- Instructions to follow: From the listing below, extract every line in which the word "текущие" appears.

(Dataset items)
====
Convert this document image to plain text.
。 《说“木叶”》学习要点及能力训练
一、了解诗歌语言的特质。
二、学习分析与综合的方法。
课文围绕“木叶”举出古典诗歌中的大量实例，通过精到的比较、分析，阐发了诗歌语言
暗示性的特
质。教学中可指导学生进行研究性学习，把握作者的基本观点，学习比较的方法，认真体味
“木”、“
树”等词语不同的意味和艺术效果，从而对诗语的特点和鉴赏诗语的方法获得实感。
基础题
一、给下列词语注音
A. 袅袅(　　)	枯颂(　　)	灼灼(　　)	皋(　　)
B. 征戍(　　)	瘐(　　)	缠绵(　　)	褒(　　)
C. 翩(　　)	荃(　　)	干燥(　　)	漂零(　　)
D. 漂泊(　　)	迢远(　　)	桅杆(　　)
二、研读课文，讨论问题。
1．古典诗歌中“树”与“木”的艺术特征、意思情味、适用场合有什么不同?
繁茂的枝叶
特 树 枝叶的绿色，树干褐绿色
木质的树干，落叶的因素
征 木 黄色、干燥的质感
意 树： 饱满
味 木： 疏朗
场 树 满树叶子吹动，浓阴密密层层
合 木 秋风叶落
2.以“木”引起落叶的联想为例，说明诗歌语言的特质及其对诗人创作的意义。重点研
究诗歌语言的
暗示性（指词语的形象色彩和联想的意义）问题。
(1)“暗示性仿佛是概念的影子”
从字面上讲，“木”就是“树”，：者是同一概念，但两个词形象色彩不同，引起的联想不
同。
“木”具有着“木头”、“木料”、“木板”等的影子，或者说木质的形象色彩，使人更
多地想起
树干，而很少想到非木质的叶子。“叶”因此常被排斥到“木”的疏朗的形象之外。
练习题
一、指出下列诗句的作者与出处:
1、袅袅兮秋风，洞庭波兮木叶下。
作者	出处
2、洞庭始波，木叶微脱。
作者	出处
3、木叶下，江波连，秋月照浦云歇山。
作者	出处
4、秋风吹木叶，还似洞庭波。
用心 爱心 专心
====
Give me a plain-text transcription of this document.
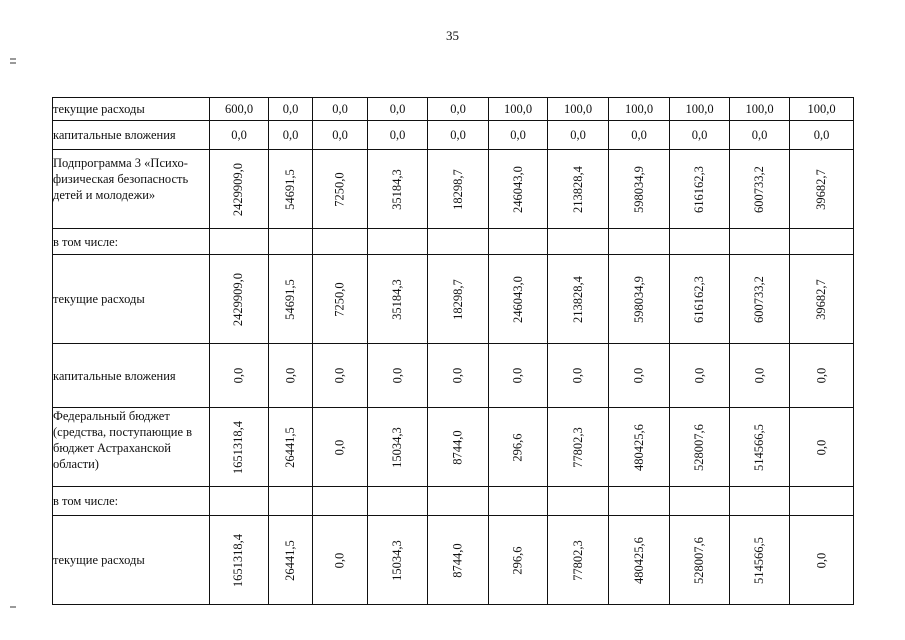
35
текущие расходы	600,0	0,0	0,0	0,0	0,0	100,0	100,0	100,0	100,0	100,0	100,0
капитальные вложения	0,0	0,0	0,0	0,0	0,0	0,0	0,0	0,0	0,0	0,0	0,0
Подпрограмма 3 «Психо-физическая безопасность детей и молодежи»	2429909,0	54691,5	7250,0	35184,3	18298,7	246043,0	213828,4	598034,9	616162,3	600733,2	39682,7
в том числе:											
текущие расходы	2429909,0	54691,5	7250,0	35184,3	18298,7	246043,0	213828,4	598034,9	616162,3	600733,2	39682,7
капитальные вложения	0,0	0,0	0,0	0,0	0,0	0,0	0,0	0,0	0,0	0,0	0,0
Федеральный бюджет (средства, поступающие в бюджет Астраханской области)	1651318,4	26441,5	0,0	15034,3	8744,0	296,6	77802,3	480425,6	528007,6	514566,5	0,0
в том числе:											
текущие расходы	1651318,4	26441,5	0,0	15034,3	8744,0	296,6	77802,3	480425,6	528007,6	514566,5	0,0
====
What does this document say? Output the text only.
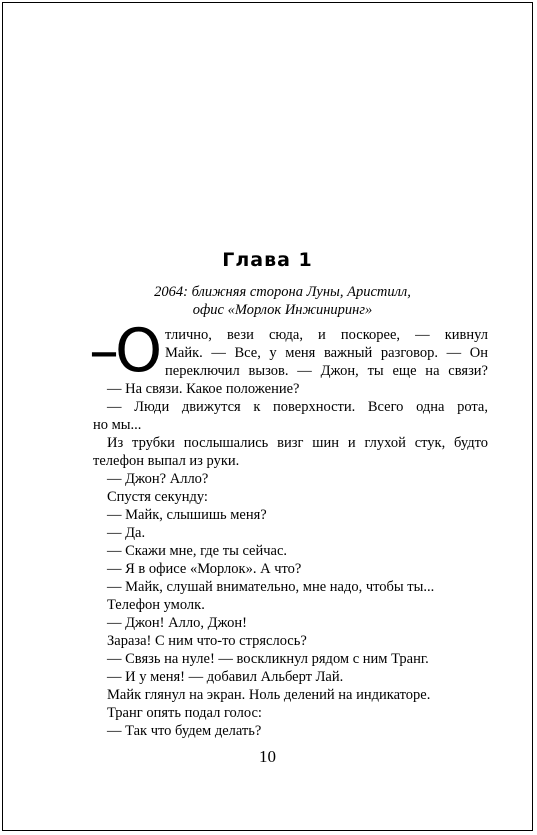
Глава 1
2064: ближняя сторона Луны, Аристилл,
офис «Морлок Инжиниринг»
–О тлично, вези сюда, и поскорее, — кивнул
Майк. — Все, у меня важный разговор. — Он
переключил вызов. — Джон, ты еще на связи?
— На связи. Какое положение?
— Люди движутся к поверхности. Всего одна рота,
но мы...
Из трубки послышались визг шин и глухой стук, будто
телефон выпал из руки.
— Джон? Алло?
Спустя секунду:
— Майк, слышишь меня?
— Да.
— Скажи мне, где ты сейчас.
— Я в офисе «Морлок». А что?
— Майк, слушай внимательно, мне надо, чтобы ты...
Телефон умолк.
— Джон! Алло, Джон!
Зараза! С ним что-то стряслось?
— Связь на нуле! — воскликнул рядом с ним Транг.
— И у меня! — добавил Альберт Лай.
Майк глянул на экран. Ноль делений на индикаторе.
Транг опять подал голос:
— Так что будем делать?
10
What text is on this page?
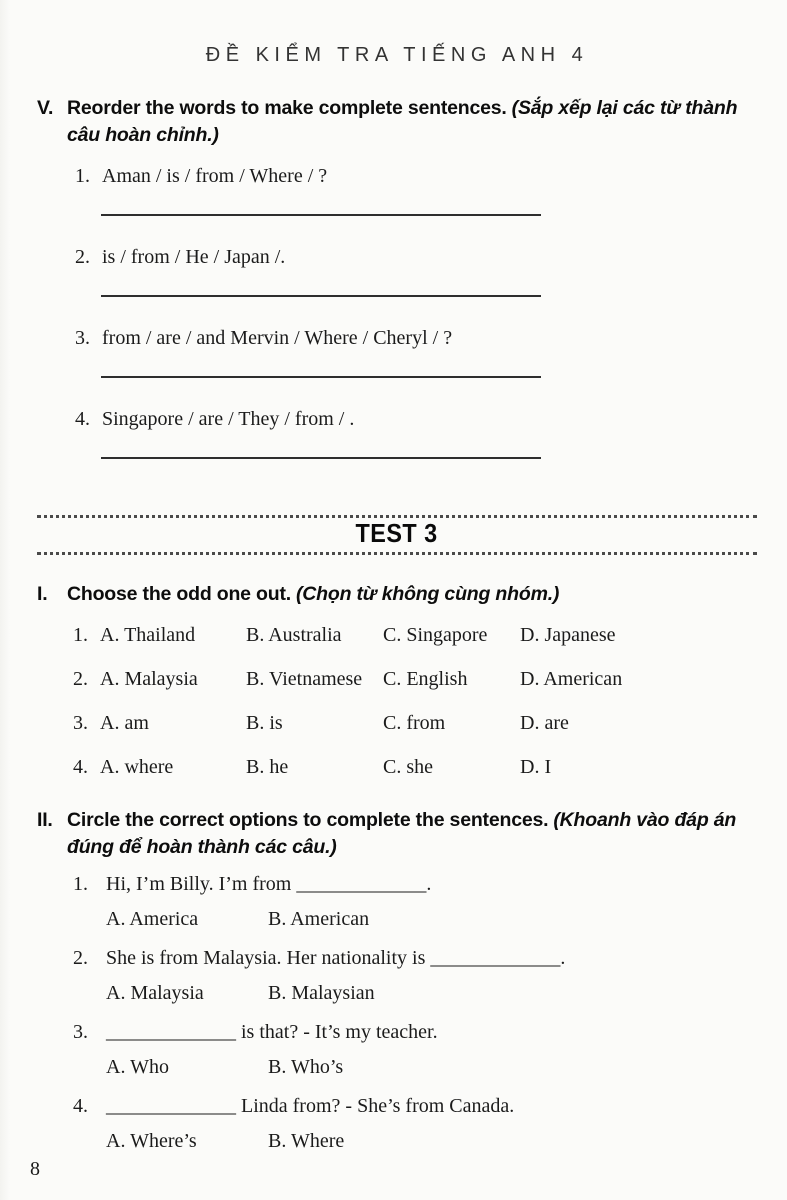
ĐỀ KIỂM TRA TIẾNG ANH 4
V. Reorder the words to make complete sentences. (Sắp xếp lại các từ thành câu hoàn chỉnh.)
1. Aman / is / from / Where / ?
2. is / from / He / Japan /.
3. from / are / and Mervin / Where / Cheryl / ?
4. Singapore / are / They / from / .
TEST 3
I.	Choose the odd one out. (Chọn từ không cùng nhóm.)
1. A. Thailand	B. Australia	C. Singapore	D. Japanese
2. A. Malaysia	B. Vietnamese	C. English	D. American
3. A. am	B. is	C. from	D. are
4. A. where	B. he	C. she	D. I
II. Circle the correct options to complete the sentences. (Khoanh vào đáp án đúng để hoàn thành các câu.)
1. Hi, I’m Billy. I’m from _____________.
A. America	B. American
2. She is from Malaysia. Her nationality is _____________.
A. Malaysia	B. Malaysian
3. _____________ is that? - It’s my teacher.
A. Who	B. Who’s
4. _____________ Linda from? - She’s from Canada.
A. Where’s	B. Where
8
====
- Solution to this problem:
текущие расходы	600,0	0,0	0,0	0,0	0,0	100,0	100,0	100,0	100,0	100,0	100,0
текущие расходы	2429909,0	54691,5	7250,0	35184,3	18298,7	246043,0	213828,4	598034,9	616162,3	600733,2	39682,7
текущие расходы	1651318,4	26441,5	0,0	15034,3	8744,0	296,6	77802,3	480425,6	528007,6	514566,5	0,0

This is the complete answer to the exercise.